Go through the records and copy each line where the word "KHAS" occurs.

[START THE RECORDS]

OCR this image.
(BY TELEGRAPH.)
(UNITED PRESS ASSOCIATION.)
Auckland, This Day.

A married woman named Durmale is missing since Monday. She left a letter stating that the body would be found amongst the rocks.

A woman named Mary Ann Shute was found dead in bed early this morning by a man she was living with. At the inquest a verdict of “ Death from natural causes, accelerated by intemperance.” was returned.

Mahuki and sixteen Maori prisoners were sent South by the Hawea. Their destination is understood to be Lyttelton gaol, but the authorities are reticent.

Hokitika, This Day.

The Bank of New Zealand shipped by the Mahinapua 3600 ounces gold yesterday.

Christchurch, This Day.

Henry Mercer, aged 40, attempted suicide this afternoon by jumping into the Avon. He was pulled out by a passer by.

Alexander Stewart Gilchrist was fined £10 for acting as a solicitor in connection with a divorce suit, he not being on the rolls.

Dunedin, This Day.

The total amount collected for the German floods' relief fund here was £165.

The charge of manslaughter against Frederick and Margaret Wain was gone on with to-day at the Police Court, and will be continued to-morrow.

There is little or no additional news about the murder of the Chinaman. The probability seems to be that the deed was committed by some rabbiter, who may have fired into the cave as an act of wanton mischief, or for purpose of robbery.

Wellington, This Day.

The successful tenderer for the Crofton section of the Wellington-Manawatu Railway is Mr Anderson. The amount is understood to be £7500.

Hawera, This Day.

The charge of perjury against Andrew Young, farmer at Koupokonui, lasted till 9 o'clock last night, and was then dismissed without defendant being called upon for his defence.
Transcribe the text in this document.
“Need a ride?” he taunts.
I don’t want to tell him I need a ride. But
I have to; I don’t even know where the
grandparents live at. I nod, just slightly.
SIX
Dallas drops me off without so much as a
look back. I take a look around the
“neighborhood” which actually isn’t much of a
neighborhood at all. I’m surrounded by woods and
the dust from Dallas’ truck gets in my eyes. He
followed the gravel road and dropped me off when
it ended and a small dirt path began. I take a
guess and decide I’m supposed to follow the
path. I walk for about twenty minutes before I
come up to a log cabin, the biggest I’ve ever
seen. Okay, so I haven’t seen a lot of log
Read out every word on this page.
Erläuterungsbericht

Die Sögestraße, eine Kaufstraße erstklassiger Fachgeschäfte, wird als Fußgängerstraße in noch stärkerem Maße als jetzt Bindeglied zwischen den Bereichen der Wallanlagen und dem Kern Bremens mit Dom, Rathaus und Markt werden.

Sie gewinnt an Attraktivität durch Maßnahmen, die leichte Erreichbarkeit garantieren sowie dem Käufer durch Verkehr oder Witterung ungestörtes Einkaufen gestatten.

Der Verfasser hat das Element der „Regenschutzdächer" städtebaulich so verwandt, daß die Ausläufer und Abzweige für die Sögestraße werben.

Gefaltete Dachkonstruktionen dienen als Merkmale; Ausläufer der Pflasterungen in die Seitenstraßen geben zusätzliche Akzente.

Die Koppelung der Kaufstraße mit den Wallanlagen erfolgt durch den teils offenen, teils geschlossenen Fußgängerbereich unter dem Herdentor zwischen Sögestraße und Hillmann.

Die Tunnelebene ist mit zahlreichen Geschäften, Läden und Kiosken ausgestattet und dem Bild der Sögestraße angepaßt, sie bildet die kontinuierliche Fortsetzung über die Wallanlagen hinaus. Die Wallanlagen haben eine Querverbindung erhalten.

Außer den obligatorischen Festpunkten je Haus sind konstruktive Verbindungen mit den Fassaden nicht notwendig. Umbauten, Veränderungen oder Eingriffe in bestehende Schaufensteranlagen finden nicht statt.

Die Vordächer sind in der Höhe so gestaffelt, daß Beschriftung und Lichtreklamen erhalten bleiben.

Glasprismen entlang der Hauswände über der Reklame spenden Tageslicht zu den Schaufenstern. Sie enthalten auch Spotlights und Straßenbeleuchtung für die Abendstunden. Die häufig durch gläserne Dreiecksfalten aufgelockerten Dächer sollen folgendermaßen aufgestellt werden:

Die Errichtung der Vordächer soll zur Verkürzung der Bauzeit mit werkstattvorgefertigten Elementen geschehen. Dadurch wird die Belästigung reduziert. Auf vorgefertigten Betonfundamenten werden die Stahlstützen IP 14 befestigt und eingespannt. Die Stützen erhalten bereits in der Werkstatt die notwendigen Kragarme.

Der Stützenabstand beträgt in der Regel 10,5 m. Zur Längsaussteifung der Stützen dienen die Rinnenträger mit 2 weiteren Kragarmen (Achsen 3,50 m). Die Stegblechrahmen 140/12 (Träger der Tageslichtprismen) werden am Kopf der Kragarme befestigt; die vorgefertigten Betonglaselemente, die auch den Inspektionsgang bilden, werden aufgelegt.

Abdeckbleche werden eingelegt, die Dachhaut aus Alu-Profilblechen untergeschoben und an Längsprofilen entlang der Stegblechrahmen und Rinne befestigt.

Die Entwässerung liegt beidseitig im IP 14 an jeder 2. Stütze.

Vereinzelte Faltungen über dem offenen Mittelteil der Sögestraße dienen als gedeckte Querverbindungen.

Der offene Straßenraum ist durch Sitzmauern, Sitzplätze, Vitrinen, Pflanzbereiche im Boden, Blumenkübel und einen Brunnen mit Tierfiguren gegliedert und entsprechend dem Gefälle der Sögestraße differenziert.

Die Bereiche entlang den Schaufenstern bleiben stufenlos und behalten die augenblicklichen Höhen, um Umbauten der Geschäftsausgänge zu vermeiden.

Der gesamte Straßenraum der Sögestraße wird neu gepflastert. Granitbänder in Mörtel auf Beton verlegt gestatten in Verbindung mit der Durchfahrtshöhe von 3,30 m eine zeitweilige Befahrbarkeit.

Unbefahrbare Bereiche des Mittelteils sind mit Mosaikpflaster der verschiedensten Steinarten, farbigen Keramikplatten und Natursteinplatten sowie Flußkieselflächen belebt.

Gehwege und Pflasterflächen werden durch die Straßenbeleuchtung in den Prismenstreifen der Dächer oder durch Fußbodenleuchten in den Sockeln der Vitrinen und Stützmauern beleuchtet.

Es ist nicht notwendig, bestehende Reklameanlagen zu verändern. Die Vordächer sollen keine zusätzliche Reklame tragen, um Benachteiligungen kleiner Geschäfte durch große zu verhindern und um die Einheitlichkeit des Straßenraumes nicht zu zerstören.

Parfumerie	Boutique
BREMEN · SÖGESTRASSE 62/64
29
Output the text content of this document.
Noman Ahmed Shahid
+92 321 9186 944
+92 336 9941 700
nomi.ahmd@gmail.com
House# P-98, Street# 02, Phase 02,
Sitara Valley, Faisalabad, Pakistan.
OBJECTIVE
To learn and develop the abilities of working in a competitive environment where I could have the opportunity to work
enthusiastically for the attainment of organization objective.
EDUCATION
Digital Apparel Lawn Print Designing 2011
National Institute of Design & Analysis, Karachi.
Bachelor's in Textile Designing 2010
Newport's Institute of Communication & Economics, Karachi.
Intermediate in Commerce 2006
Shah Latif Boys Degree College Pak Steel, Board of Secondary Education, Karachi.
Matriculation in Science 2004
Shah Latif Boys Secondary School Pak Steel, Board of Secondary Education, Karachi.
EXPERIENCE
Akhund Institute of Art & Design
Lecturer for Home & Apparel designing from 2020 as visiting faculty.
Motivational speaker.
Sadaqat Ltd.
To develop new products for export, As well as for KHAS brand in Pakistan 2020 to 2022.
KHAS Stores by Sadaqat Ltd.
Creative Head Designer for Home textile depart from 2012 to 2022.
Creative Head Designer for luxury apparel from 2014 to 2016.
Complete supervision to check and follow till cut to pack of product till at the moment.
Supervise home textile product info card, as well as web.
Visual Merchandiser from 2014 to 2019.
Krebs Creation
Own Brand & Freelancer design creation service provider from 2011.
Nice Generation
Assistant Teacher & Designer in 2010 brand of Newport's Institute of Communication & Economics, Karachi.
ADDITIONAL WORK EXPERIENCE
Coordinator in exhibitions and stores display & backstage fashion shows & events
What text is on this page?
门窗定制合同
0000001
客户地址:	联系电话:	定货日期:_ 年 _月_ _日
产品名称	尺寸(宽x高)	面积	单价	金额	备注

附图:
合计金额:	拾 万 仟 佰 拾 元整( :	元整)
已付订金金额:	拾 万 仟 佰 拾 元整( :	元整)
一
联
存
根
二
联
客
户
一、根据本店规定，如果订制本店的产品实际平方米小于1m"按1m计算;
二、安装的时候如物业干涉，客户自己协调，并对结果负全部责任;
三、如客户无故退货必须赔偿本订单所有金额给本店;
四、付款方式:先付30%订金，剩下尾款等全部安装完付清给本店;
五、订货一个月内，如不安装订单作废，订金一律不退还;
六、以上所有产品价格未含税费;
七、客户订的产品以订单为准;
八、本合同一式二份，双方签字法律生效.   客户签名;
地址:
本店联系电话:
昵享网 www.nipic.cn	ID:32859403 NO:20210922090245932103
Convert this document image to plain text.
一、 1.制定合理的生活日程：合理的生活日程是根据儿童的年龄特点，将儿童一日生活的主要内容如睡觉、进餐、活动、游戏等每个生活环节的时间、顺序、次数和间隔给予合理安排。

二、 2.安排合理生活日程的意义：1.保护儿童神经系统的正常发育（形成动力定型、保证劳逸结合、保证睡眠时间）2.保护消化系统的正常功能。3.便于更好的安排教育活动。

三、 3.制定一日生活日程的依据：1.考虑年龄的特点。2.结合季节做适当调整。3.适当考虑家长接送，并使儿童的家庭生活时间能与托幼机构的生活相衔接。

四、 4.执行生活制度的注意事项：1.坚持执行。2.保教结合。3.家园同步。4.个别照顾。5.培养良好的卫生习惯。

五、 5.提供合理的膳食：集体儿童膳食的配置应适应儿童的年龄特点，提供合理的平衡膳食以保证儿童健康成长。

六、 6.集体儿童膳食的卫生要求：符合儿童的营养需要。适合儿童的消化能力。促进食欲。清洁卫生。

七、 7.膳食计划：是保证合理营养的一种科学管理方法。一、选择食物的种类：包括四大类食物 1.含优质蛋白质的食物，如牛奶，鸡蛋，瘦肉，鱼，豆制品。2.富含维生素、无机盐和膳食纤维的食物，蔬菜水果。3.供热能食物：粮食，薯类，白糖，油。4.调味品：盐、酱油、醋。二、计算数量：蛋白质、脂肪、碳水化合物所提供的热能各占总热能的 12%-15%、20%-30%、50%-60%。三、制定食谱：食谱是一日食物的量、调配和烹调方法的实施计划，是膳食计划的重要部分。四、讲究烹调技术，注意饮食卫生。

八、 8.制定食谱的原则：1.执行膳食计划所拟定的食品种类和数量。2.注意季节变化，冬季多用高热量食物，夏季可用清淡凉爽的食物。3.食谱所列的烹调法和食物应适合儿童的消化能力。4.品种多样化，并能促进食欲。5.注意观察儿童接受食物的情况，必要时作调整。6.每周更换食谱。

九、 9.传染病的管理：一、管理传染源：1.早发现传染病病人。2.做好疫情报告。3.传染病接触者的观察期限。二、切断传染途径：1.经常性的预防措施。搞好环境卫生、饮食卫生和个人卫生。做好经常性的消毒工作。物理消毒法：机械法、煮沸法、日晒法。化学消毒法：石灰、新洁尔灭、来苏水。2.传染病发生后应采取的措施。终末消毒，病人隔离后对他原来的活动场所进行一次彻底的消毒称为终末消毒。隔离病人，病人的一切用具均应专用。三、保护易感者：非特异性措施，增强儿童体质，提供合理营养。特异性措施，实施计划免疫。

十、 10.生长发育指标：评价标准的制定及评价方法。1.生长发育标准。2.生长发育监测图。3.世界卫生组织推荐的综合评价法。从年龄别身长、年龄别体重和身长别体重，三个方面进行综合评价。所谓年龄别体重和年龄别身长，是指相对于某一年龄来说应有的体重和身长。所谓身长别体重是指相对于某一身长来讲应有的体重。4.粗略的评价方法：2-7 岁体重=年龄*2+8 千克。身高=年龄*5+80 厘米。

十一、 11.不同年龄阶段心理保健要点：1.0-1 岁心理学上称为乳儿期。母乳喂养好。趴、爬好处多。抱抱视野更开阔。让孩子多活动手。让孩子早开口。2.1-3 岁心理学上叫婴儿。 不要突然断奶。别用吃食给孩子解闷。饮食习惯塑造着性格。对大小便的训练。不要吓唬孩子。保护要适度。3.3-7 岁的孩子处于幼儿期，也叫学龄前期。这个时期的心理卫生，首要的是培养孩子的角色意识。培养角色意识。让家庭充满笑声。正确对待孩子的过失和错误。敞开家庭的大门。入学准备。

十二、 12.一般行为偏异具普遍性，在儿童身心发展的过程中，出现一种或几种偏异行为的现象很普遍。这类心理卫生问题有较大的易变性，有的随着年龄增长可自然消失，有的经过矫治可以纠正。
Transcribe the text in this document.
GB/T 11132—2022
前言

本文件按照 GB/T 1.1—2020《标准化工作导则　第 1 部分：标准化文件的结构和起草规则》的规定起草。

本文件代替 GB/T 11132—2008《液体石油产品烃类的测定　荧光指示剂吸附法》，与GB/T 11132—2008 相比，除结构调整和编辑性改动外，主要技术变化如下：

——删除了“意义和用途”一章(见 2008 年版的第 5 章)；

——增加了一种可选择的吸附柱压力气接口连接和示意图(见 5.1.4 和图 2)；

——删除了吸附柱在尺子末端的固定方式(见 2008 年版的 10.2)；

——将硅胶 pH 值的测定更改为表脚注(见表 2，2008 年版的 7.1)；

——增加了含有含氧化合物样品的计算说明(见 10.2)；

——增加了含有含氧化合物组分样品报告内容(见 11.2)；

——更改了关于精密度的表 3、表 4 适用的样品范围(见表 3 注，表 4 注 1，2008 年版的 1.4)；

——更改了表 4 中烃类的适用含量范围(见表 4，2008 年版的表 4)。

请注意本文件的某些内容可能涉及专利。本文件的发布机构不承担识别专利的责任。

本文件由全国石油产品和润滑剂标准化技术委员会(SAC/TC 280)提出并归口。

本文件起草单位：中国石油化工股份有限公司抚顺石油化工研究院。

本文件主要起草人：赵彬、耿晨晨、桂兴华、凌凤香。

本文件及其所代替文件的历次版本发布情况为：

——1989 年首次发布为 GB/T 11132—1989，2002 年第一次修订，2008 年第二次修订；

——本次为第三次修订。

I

[END THE RECORDS]

# CORRECT ANSWER
To develop new products for export, As well as for KHAS brand in Pakistan 2020 to 2022.
KHAS Stores by Sadaqat Ltd.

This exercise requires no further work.